--- START ---

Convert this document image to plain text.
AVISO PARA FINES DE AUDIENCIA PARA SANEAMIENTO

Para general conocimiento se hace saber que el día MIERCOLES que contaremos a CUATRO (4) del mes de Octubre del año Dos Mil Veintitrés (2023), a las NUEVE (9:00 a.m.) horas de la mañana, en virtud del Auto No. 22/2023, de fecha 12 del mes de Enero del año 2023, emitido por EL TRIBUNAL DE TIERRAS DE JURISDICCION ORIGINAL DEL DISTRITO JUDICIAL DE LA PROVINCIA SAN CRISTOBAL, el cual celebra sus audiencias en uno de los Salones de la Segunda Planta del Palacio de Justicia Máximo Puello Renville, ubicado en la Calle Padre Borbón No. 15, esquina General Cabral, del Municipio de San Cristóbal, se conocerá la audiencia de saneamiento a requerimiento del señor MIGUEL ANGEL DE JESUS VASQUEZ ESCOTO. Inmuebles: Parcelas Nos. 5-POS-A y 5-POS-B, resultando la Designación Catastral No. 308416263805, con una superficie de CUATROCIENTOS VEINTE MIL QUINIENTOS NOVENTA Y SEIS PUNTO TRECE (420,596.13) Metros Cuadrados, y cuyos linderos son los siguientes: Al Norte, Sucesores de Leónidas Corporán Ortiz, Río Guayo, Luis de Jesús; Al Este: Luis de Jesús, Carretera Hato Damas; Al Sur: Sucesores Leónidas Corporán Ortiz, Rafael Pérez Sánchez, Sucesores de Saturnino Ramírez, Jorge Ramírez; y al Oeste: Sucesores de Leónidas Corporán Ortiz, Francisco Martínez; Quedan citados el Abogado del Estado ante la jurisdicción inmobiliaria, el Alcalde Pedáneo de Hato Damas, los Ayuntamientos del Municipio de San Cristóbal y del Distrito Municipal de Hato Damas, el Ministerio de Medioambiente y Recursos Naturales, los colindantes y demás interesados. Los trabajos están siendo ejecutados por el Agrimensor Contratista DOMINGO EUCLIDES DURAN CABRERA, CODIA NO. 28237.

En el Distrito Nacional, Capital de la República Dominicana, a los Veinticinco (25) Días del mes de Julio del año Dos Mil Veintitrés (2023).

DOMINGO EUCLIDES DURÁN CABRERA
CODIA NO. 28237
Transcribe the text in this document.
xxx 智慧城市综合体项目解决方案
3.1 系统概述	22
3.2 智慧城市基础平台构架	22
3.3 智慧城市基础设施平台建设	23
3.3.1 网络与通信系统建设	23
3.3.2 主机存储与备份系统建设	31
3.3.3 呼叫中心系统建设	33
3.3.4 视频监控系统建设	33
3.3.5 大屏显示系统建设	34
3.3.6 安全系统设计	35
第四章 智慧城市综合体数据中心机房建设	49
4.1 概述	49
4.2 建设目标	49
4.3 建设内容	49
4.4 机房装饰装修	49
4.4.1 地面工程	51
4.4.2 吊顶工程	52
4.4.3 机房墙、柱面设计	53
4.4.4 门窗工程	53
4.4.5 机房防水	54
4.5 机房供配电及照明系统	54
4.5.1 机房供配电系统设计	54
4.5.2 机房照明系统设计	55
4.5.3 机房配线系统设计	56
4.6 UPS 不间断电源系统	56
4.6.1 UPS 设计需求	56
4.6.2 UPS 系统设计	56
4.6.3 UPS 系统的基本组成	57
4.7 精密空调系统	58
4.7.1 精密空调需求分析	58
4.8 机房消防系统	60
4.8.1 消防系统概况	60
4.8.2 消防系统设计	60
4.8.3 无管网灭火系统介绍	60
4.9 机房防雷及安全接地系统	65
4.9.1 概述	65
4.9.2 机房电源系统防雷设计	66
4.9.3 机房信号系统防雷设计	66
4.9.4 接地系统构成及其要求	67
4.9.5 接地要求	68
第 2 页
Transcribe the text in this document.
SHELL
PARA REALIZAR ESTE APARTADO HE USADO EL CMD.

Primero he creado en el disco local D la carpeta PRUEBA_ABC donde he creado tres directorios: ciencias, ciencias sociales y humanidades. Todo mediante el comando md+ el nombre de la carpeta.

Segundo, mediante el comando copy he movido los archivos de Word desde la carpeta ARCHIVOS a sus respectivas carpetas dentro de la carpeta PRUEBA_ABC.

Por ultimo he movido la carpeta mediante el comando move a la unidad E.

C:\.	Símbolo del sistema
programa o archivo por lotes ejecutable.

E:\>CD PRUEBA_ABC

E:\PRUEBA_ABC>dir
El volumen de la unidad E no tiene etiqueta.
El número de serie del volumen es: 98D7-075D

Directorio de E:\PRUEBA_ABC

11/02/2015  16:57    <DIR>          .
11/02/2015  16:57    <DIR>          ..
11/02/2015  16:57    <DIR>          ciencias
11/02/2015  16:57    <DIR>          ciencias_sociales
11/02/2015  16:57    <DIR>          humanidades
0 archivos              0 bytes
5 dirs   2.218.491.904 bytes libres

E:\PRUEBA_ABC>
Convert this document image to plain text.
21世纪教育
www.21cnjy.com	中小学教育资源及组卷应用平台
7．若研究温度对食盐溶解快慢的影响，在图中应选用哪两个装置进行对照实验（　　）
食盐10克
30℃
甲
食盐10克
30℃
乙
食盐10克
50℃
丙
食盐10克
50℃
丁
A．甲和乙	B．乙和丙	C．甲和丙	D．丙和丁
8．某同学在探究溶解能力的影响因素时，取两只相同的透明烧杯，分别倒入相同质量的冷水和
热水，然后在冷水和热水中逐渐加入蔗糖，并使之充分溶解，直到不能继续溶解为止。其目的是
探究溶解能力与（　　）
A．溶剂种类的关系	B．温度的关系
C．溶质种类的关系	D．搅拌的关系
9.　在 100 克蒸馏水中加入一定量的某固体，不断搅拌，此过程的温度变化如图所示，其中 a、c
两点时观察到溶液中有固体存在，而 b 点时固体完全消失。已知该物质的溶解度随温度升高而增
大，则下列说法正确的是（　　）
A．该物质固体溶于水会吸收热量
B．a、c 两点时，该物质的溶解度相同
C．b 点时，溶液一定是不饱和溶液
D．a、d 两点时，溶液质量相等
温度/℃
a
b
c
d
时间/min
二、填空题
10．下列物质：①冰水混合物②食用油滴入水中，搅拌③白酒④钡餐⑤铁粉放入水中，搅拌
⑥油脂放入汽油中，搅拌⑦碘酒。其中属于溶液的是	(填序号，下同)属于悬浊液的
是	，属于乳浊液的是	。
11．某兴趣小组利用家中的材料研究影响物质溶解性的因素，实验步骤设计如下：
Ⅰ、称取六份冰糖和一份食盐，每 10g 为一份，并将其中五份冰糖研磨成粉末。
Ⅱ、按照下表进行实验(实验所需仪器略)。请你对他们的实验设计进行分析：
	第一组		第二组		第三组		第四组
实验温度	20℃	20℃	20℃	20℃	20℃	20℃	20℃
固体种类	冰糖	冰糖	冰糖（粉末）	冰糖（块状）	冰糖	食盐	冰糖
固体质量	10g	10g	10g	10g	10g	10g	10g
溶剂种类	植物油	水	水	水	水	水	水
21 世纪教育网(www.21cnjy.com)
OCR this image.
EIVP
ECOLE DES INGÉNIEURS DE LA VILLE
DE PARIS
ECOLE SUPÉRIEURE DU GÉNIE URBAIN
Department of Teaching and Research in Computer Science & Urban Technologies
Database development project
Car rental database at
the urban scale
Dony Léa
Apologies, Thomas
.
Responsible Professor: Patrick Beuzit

--- END ---

### GOAL
Every record above needs to be repeated word for word.

### RESPONSE
Convert this document image to plain text.
AVISO PARA FINES DE AUDIENCIA PARA SANEAMIENTO

Para general conocimiento se hace saber que el día MIERCOLES que contaremos a CUATRO (4) del mes de Octubre del año Dos Mil Veintitrés (2023), a las NUEVE (9:00 a.m.) horas de la mañana, en virtud del Auto No. 22/2023, de fecha 12 del mes de Enero del año 2023, emitido por EL TRIBUNAL DE TIERRAS DE JURISDICCION ORIGINAL DEL DISTRITO JUDICIAL DE LA PROVINCIA SAN CRISTOBAL, el cual celebra sus audiencias en uno de los Salones de la Segunda Planta del Palacio de Justicia Máximo Puello Renville, ubicado en la Calle Padre Borbón No. 15, esquina General Cabral, del Municipio de San Cristóbal, se conocerá la audiencia de saneamiento a requerimiento del señor MIGUEL ANGEL DE JESUS VASQUEZ ESCOTO. Inmuebles: Parcelas Nos. 5-POS-A y 5-POS-B, resultando la Designación Catastral No. 308416263805, con una superficie de CUATROCIENTOS VEINTE MIL QUINIENTOS NOVENTA Y SEIS PUNTO TRECE (420,596.13) Metros Cuadrados, y cuyos linderos son los siguientes: Al Norte, Sucesores de Leónidas Corporán Ortiz, Río Guayo, Luis de Jesús; Al Este: Luis de Jesús, Carretera Hato Damas; Al Sur: Sucesores Leónidas Corporán Ortiz, Rafael Pérez Sánchez, Sucesores de Saturnino Ramírez, Jorge Ramírez; y al Oeste: Sucesores de Leónidas Corporán Ortiz, Francisco Martínez; Quedan citados el Abogado del Estado ante la jurisdicción inmobiliaria, el Alcalde Pedáneo de Hato Damas, los Ayuntamientos del Municipio de San Cristóbal y del Distrito Municipal de Hato Damas, el Ministerio de Medioambiente y Recursos Naturales, los colindantes y demás interesados. Los trabajos están siendo ejecutados por el Agrimensor Contratista DOMINGO EUCLIDES DURAN CABRERA, CODIA NO. 28237.

En el Distrito Nacional, Capital de la República Dominicana, a los Veinticinco (25) Días del mes de Julio del año Dos Mil Veintitrés (2023).

DOMINGO EUCLIDES DURÁN CABRERA
CODIA NO. 28237
Transcribe the text in this document.
xxx 智慧城市综合体项目解决方案
3.1 系统概述	22
3.2 智慧城市基础平台构架	22
3.3 智慧城市基础设施平台建设	23
3.3.1 网络与通信系统建设	23
3.3.2 主机存储与备份系统建设	31
3.3.3 呼叫中心系统建设	33
3.3.4 视频监控系统建设	33
3.3.5 大屏显示系统建设	34
3.3.6 安全系统设计	35
第四章 智慧城市综合体数据中心机房建设	49
4.1 概述	49
4.2 建设目标	49
4.3 建设内容	49
4.4 机房装饰装修	49
4.4.1 地面工程	51
4.4.2 吊顶工程	52
4.4.3 机房墙、柱面设计	53
4.4.4 门窗工程	53
4.4.5 机房防水	54
4.5 机房供配电及照明系统	54
4.5.1 机房供配电系统设计	54
4.5.2 机房照明系统设计	55
4.5.3 机房配线系统设计	56
4.6 UPS 不间断电源系统	56
4.6.1 UPS 设计需求	56
4.6.2 UPS 系统设计	56
4.6.3 UPS 系统的基本组成	57
4.7 精密空调系统	58
4.7.1 精密空调需求分析	58
4.8 机房消防系统	60
4.8.1 消防系统概况	60
4.8.2 消防系统设计	60
4.8.3 无管网灭火系统介绍	60
4.9 机房防雷及安全接地系统	65
4.9.1 概述	65
4.9.2 机房电源系统防雷设计	66
4.9.3 机房信号系统防雷设计	66
4.9.4 接地系统构成及其要求	67
4.9.5 接地要求	68
第 2 页
Transcribe the text in this document.
SHELL
PARA REALIZAR ESTE APARTADO HE USADO EL CMD.

Primero he creado en el disco local D la carpeta PRUEBA_ABC donde he creado tres directorios: ciencias, ciencias sociales y humanidades. Todo mediante el comando md+ el nombre de la carpeta.

Segundo, mediante el comando copy he movido los archivos de Word desde la carpeta ARCHIVOS a sus respectivas carpetas dentro de la carpeta PRUEBA_ABC.

Por ultimo he movido la carpeta mediante el comando move a la unidad E.

C:\.	Símbolo del sistema
programa o archivo por lotes ejecutable.

E:\>CD PRUEBA_ABC

E:\PRUEBA_ABC>dir
El volumen de la unidad E no tiene etiqueta.
El número de serie del volumen es: 98D7-075D

Directorio de E:\PRUEBA_ABC

11/02/2015  16:57    <DIR>          .
11/02/2015  16:57    <DIR>          ..
11/02/2015  16:57    <DIR>          ciencias
11/02/2015  16:57    <DIR>          ciencias_sociales
11/02/2015  16:57    <DIR>          humanidades
0 archivos              0 bytes
5 dirs   2.218.491.904 bytes libres

E:\PRUEBA_ABC>
Convert this document image to plain text.
21世纪教育
www.21cnjy.com	中小学教育资源及组卷应用平台
7．若研究温度对食盐溶解快慢的影响，在图中应选用哪两个装置进行对照实验（　　）
食盐10克
30℃
甲
食盐10克
30℃
乙
食盐10克
50℃
丙
食盐10克
50℃
丁
A．甲和乙	B．乙和丙	C．甲和丙	D．丙和丁
8．某同学在探究溶解能力的影响因素时，取两只相同的透明烧杯，分别倒入相同质量的冷水和
热水，然后在冷水和热水中逐渐加入蔗糖，并使之充分溶解，直到不能继续溶解为止。其目的是
探究溶解能力与（　　）
A．溶剂种类的关系	B．温度的关系
C．溶质种类的关系	D．搅拌的关系
9.　在 100 克蒸馏水中加入一定量的某固体，不断搅拌，此过程的温度变化如图所示，其中 a、c
两点时观察到溶液中有固体存在，而 b 点时固体完全消失。已知该物质的溶解度随温度升高而增
大，则下列说法正确的是（　　）
A．该物质固体溶于水会吸收热量
B．a、c 两点时，该物质的溶解度相同
C．b 点时，溶液一定是不饱和溶液
D．a、d 两点时，溶液质量相等
温度/℃
a
b
c
d
时间/min
二、填空题
10．下列物质：①冰水混合物②食用油滴入水中，搅拌③白酒④钡餐⑤铁粉放入水中，搅拌
⑥油脂放入汽油中，搅拌⑦碘酒。其中属于溶液的是	(填序号，下同)属于悬浊液的
是	，属于乳浊液的是	。
11．某兴趣小组利用家中的材料研究影响物质溶解性的因素，实验步骤设计如下：
Ⅰ、称取六份冰糖和一份食盐，每 10g 为一份，并将其中五份冰糖研磨成粉末。
Ⅱ、按照下表进行实验(实验所需仪器略)。请你对他们的实验设计进行分析：
	第一组		第二组		第三组		第四组
实验温度	20℃	20℃	20℃	20℃	20℃	20℃	20℃
固体种类	冰糖	冰糖	冰糖（粉末）	冰糖（块状）	冰糖	食盐	冰糖
固体质量	10g	10g	10g	10g	10g	10g	10g
溶剂种类	植物油	水	水	水	水	水	水
21 世纪教育网(www.21cnjy.com)
OCR this image.
EIVP
ECOLE DES INGÉNIEURS DE LA VILLE
DE PARIS
ECOLE SUPÉRIEURE DU GÉNIE URBAIN
Department of Teaching and Research in Computer Science & Urban Technologies
Database development project
Car rental database at
the urban scale
Dony Léa
Apologies, Thomas
.
Responsible Professor: Patrick Beuzit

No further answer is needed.